● **TASK TO COMPLETE**
Omit the images. Copy each entry word for word.

═══ RECORDS PROVIDED ═══

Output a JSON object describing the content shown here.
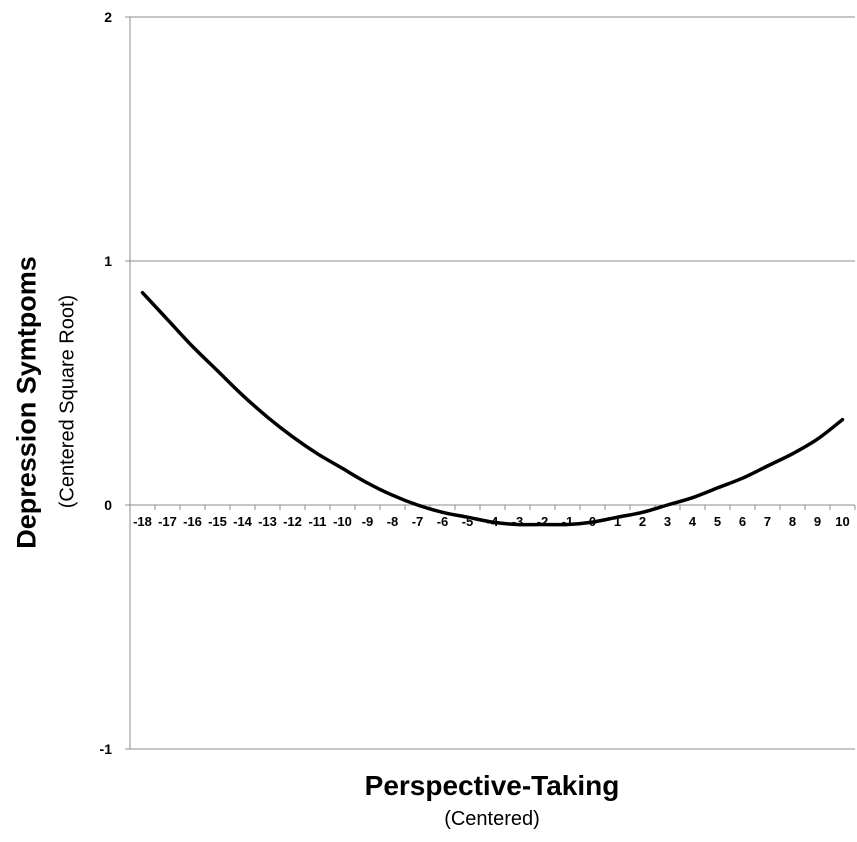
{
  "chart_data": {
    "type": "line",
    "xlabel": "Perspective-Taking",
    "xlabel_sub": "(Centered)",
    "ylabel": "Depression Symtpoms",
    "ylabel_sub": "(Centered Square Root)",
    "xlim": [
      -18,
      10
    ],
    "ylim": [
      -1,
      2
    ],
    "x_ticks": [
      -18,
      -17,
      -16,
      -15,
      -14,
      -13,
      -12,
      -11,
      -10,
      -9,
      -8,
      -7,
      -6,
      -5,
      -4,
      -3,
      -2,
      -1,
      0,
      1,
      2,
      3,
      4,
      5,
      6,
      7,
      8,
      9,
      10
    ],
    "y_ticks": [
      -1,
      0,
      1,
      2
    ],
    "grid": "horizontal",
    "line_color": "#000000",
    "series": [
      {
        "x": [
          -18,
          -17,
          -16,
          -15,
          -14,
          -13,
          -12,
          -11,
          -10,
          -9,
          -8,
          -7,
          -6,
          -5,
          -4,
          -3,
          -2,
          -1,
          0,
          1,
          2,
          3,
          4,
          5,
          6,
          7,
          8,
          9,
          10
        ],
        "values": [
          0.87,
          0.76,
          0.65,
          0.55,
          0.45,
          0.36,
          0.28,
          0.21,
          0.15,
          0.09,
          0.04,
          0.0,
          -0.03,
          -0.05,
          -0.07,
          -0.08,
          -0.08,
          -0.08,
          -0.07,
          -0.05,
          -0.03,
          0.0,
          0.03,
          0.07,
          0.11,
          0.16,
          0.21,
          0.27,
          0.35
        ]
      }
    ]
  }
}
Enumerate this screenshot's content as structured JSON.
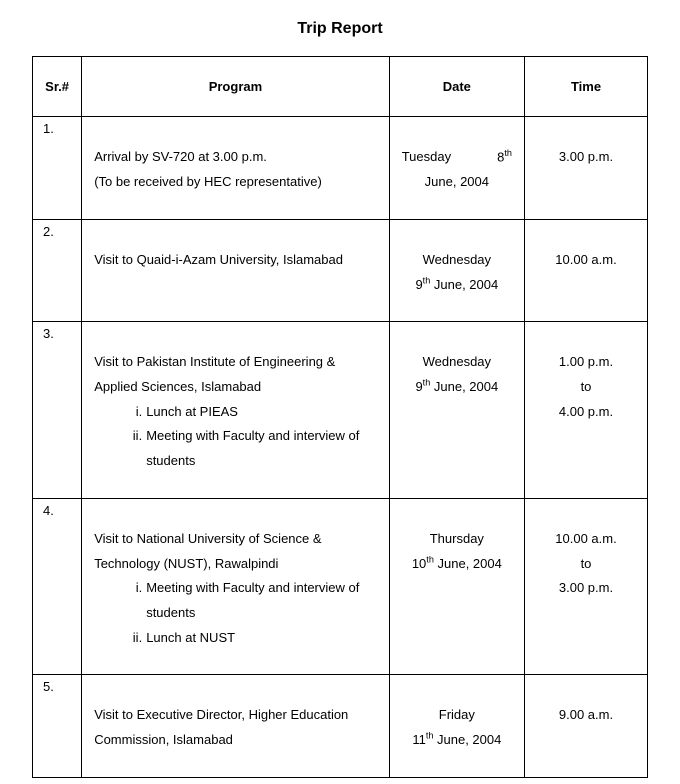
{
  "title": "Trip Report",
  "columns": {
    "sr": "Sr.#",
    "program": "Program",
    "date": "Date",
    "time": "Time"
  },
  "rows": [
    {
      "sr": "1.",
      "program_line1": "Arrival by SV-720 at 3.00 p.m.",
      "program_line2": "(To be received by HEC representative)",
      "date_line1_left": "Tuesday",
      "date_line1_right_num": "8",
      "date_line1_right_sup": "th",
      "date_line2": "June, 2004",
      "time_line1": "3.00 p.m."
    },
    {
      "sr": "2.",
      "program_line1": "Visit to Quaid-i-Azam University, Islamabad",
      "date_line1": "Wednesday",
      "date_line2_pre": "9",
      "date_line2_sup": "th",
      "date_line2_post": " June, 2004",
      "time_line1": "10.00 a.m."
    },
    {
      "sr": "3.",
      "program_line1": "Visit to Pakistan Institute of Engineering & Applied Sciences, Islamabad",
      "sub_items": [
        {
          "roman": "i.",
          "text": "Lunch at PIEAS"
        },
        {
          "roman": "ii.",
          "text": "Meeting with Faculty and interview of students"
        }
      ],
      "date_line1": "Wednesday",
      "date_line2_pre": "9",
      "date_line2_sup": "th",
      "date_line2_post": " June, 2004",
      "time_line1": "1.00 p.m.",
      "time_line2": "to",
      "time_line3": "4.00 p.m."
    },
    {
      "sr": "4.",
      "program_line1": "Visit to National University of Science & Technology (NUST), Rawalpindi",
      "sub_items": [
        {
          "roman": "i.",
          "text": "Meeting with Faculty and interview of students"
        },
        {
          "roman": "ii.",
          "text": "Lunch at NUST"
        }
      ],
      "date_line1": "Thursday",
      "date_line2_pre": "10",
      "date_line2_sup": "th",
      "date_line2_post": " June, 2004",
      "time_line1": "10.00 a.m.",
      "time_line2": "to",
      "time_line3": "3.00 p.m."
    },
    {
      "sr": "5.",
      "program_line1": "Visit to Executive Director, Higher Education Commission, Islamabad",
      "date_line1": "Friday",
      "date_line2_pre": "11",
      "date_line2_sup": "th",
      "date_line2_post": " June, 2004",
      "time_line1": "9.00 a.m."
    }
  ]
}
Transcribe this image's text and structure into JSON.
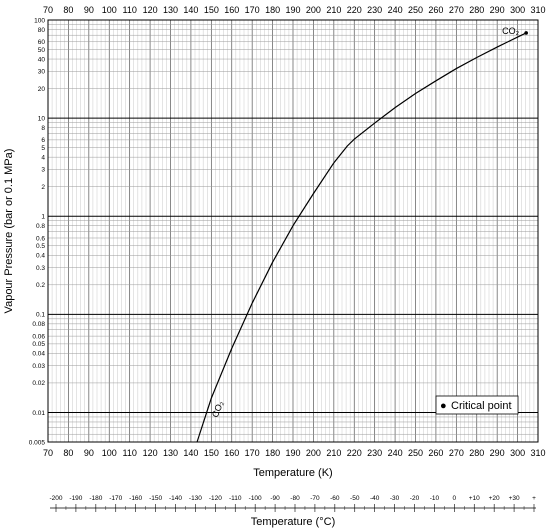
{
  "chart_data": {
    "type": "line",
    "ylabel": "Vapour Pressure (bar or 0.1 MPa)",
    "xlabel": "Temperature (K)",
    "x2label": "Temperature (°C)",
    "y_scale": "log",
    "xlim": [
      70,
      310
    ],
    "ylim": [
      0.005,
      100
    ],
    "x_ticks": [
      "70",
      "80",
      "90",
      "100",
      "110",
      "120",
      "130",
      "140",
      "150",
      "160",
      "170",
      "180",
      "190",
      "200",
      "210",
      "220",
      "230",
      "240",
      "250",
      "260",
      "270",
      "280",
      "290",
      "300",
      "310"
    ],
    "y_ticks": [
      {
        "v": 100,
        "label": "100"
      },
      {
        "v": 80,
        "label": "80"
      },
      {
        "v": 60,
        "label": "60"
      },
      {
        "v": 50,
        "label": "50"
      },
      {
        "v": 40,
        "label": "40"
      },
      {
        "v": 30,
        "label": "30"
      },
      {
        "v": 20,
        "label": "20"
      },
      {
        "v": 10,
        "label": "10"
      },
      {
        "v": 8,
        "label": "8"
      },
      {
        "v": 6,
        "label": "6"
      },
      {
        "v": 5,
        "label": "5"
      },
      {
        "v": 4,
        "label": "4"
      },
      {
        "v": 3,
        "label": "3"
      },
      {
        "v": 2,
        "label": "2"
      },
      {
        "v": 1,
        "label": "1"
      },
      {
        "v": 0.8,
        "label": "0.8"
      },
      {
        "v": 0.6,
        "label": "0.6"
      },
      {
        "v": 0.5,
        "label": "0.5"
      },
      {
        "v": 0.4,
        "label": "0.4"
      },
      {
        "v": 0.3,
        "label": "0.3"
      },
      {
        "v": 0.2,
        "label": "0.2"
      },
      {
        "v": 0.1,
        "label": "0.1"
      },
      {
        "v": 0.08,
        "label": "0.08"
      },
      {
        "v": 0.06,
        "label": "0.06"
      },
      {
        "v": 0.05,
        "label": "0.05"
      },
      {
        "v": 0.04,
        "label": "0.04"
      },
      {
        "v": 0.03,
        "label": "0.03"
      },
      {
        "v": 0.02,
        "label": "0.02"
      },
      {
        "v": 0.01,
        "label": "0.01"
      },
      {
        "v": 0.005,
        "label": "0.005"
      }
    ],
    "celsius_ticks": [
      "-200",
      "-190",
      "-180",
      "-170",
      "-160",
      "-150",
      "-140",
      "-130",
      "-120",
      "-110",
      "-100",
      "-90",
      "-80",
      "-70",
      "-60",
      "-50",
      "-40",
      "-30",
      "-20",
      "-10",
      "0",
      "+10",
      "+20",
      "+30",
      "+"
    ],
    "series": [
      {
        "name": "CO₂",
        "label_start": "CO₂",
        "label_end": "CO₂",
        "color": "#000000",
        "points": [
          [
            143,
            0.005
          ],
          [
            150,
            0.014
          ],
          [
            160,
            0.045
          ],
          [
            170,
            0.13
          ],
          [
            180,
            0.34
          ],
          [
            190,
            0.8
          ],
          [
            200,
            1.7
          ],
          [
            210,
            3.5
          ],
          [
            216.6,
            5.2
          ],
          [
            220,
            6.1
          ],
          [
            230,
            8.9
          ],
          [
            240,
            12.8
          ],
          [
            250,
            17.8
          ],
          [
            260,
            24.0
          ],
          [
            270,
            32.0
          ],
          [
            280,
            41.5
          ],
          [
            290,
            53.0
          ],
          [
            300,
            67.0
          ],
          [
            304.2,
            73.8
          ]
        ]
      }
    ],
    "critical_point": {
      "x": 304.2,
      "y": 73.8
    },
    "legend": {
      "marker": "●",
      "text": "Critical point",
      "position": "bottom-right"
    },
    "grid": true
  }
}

═══

● **TASK RESPONSE**
Output a JSON object describing the content shown here.
{
  "chart_data": {
    "type": "line",
    "xlabel": "Perspective-Taking",
    "xlabel_sub": "(Centered)",
    "ylabel": "Depression Symtpoms",
    "ylabel_sub": "(Centered Square Root)",
    "xlim": [
      -18,
      10
    ],
    "ylim": [
      -1,
      2
    ],
    "x_ticks": [
      -18,
      -17,
      -16,
      -15,
      -14,
      -13,
      -12,
      -11,
      -10,
      -9,
      -8,
      -7,
      -6,
      -5,
      -4,
      -3,
      -2,
      -1,
      0,
      1,
      2,
      3,
      4,
      5,
      6,
      7,
      8,
      9,
      10
    ],
    "y_ticks": [
      -1,
      0,
      1,
      2
    ],
    "grid": "horizontal",
    "line_color": "#000000",
    "series": [
      {
        "x": [
          -18,
          -17,
          -16,
          -15,
          -14,
          -13,
          -12,
          -11,
          -10,
          -9,
          -8,
          -7,
          -6,
          -5,
          -4,
          -3,
          -2,
          -1,
          0,
          1,
          2,
          3,
          4,
          5,
          6,
          7,
          8,
          9,
          10
        ],
        "values": [
          0.87,
          0.76,
          0.65,
          0.55,
          0.45,
          0.36,
          0.28,
          0.21,
          0.15,
          0.09,
          0.04,
          0.0,
          -0.03,
          -0.05,
          -0.07,
          -0.08,
          -0.08,
          -0.08,
          -0.07,
          -0.05,
          -0.03,
          0.0,
          0.03,
          0.07,
          0.11,
          0.16,
          0.21,
          0.27,
          0.35
        ]
      }
    ]
  }
}
Enumerate this screenshot's content as structured JSON.
{
  "title": "Trip Report",
  "columns": {
    "sr": "Sr.#",
    "program": "Program",
    "date": "Date",
    "time": "Time"
  },
  "rows": [
    {
      "sr": "1.",
      "program_line1": "Arrival by SV-720 at 3.00 p.m.",
      "program_line2": "(To be received by HEC representative)",
      "date_line1_left": "Tuesday",
      "date_line1_right_num": "8",
      "date_line1_right_sup": "th",
      "date_line2": "June, 2004",
      "time_line1": "3.00 p.m."
    },
    {
      "sr": "2.",
      "program_line1": "Visit to Quaid-i-Azam University, Islamabad",
      "date_line1": "Wednesday",
      "date_line2_pre": "9",
      "date_line2_sup": "th",
      "date_line2_post": " June, 2004",
      "time_line1": "10.00 a.m."
    },
    {
      "sr": "3.",
      "program_line1": "Visit to Pakistan Institute of Engineering & Applied Sciences, Islamabad",
      "sub_items": [
        {
          "roman": "i.",
          "text": "Lunch at PIEAS"
        },
        {
          "roman": "ii.",
          "text": "Meeting with Faculty and interview of students"
        }
      ],
      "date_line1": "Wednesday",
      "date_line2_pre": "9",
      "date_line2_sup": "th",
      "date_line2_post": " June, 2004",
      "time_line1": "1.00 p.m.",
      "time_line2": "to",
      "time_line3": "4.00 p.m."
    },
    {
      "sr": "4.",
      "program_line1": "Visit to National University of Science & Technology (NUST), Rawalpindi",
      "sub_items": [
        {
          "roman": "i.",
          "text": "Meeting with Faculty and interview of students"
        },
        {
          "roman": "ii.",
          "text": "Lunch at NUST"
        }
      ],
      "date_line1": "Thursday",
      "date_line2_pre": "10",
      "date_line2_sup": "th",
      "date_line2_post": " June, 2004",
      "time_line1": "10.00 a.m.",
      "time_line2": "to",
      "time_line3": "3.00 p.m."
    },
    {
      "sr": "5.",
      "program_line1": "Visit to Executive Director, Higher Education Commission, Islamabad",
      "date_line1": "Friday",
      "date_line2_pre": "11",
      "date_line2_sup": "th",
      "date_line2_post": " June, 2004",
      "time_line1": "9.00 a.m."
    }
  ]
}
Transcribe this image's text and structure into JSON.
{
  "chart_data": {
    "type": "line",
    "ylabel": "Vapour Pressure (bar or 0.1 MPa)",
    "xlabel": "Temperature (K)",
    "x2label": "Temperature (°C)",
    "y_scale": "log",
    "xlim": [
      70,
      310
    ],
    "ylim": [
      0.005,
      100
    ],
    "x_ticks": [
      "70",
      "80",
      "90",
      "100",
      "110",
      "120",
      "130",
      "140",
      "150",
      "160",
      "170",
      "180",
      "190",
      "200",
      "210",
      "220",
      "230",
      "240",
      "250",
      "260",
      "270",
      "280",
      "290",
      "300",
      "310"
    ],
    "y_ticks": [
      {
        "v": 100,
        "label": "100"
      },
      {
        "v": 80,
        "label": "80"
      },
      {
        "v": 60,
        "label": "60"
      },
      {
        "v": 50,
        "label": "50"
      },
      {
        "v": 40,
        "label": "40"
      },
      {
        "v": 30,
        "label": "30"
      },
      {
        "v": 20,
        "label": "20"
      },
      {
        "v": 10,
        "label": "10"
      },
      {
        "v": 8,
        "label": "8"
      },
      {
        "v": 6,
        "label": "6"
      },
      {
        "v": 5,
        "label": "5"
      },
      {
        "v": 4,
        "label": "4"
      },
      {
        "v": 3,
        "label": "3"
      },
      {
        "v": 2,
        "label": "2"
      },
      {
        "v": 1,
        "label": "1"
      },
      {
        "v": 0.8,
        "label": "0.8"
      },
      {
        "v": 0.6,
        "label": "0.6"
      },
      {
        "v": 0.5,
        "label": "0.5"
      },
      {
        "v": 0.4,
        "label": "0.4"
      },
      {
        "v": 0.3,
        "label": "0.3"
      },
      {
        "v": 0.2,
        "label": "0.2"
      },
      {
        "v": 0.1,
        "label": "0.1"
      },
      {
        "v": 0.08,
        "label": "0.08"
      },
      {
        "v": 0.06,
        "label": "0.06"
      },
      {
        "v": 0.05,
        "label": "0.05"
      },
      {
        "v": 0.04,
        "label": "0.04"
      },
      {
        "v": 0.03,
        "label": "0.03"
      },
      {
        "v": 0.02,
        "label": "0.02"
      },
      {
        "v": 0.01,
        "label": "0.01"
      },
      {
        "v": 0.005,
        "label": "0.005"
      }
    ],
    "celsius_ticks": [
      "-200",
      "-190",
      "-180",
      "-170",
      "-160",
      "-150",
      "-140",
      "-130",
      "-120",
      "-110",
      "-100",
      "-90",
      "-80",
      "-70",
      "-60",
      "-50",
      "-40",
      "-30",
      "-20",
      "-10",
      "0",
      "+10",
      "+20",
      "+30",
      "+"
    ],
    "series": [
      {
        "name": "CO₂",
        "label_start": "CO₂",
        "label_end": "CO₂",
        "color": "#000000",
        "points": [
          [
            143,
            0.005
          ],
          [
            150,
            0.014
          ],
          [
            160,
            0.045
          ],
          [
            170,
            0.13
          ],
          [
            180,
            0.34
          ],
          [
            190,
            0.8
          ],
          [
            200,
            1.7
          ],
          [
            210,
            3.5
          ],
          [
            216.6,
            5.2
          ],
          [
            220,
            6.1
          ],
          [
            230,
            8.9
          ],
          [
            240,
            12.8
          ],
          [
            250,
            17.8
          ],
          [
            260,
            24.0
          ],
          [
            270,
            32.0
          ],
          [
            280,
            41.5
          ],
          [
            290,
            53.0
          ],
          [
            300,
            67.0
          ],
          [
            304.2,
            73.8
          ]
        ]
      }
    ],
    "critical_point": {
      "x": 304.2,
      "y": 73.8
    },
    "legend": {
      "marker": "●",
      "text": "Critical point",
      "position": "bottom-right"
    },
    "grid": true
  }
}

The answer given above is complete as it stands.